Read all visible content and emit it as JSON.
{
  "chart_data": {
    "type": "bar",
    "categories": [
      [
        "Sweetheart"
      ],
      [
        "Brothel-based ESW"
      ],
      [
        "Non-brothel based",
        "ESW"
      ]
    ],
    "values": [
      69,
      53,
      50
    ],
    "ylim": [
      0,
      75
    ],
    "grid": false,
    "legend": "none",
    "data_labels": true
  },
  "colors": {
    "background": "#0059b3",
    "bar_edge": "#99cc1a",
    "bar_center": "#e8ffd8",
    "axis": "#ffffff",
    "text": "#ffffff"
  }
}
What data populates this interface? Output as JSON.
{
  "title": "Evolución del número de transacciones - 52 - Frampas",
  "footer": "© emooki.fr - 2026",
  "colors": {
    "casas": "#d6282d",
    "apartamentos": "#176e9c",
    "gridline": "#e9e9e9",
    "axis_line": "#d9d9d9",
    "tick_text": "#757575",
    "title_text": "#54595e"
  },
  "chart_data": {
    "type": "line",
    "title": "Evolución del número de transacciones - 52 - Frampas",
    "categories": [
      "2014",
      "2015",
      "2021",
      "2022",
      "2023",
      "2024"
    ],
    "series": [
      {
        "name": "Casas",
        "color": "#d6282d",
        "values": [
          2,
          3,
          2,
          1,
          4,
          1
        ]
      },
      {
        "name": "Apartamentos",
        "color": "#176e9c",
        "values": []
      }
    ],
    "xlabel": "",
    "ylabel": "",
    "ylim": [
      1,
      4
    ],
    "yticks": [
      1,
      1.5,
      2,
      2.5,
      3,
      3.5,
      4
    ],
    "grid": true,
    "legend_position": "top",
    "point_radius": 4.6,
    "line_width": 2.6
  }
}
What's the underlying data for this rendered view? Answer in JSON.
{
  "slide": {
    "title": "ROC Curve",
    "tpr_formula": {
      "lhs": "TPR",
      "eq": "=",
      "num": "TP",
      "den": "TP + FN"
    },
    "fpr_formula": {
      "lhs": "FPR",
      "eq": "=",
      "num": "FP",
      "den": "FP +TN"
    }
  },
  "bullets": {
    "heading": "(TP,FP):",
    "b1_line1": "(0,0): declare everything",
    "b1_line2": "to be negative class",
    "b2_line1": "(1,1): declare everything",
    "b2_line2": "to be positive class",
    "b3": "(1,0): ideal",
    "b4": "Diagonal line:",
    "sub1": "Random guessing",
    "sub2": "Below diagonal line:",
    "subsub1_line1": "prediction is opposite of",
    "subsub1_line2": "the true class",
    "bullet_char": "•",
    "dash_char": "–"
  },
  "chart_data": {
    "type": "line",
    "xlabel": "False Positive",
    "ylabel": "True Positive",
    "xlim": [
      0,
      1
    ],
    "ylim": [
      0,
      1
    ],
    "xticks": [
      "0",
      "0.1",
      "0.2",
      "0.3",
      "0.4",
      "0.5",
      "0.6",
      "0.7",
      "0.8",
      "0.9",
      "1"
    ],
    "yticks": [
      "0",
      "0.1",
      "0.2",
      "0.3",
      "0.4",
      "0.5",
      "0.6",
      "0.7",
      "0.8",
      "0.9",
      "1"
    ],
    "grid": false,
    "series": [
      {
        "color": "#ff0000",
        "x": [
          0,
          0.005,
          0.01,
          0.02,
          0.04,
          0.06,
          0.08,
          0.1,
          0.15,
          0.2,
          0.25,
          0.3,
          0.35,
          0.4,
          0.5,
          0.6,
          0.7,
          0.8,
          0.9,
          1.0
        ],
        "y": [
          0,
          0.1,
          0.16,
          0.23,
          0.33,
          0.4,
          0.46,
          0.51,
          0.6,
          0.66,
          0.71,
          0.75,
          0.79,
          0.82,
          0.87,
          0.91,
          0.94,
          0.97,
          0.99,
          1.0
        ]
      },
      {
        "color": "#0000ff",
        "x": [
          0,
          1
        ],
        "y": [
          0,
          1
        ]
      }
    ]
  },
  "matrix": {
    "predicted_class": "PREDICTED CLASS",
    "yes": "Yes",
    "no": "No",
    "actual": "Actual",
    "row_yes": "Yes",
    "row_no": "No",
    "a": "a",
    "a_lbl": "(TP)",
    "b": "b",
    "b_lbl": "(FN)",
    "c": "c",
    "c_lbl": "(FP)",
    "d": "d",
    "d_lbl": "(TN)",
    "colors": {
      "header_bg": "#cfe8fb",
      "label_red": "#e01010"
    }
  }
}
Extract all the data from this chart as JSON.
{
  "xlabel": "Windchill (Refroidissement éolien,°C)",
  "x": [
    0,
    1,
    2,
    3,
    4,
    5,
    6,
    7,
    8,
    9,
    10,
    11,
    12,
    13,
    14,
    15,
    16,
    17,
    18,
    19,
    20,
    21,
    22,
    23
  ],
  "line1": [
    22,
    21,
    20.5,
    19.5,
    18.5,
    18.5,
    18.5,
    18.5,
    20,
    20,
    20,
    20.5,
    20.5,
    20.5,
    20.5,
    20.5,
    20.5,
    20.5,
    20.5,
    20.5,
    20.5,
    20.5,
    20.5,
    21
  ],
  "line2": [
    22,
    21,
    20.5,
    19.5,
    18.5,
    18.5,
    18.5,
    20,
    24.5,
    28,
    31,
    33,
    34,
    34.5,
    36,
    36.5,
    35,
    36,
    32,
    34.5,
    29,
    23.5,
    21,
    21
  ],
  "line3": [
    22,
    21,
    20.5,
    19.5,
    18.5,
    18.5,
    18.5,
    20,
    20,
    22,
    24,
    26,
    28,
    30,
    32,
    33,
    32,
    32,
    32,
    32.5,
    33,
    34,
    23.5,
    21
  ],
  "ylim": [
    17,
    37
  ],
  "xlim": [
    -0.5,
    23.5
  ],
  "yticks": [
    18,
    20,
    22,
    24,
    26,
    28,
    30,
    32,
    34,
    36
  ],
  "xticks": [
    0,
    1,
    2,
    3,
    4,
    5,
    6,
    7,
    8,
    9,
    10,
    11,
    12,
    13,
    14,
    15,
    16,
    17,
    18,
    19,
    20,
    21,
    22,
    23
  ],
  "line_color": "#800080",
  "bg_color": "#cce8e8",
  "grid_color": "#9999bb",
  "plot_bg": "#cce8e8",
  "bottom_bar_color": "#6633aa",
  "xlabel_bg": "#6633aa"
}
########################################
• **WORK INSTRUCTIONS**:
All lines holding the word "everything" should be picked out and copied.

• **EXERCISE OUTPUT**:
    "b1_line1": "(0,0): declare everything",
    "b2_line1": "(1,1): declare everything",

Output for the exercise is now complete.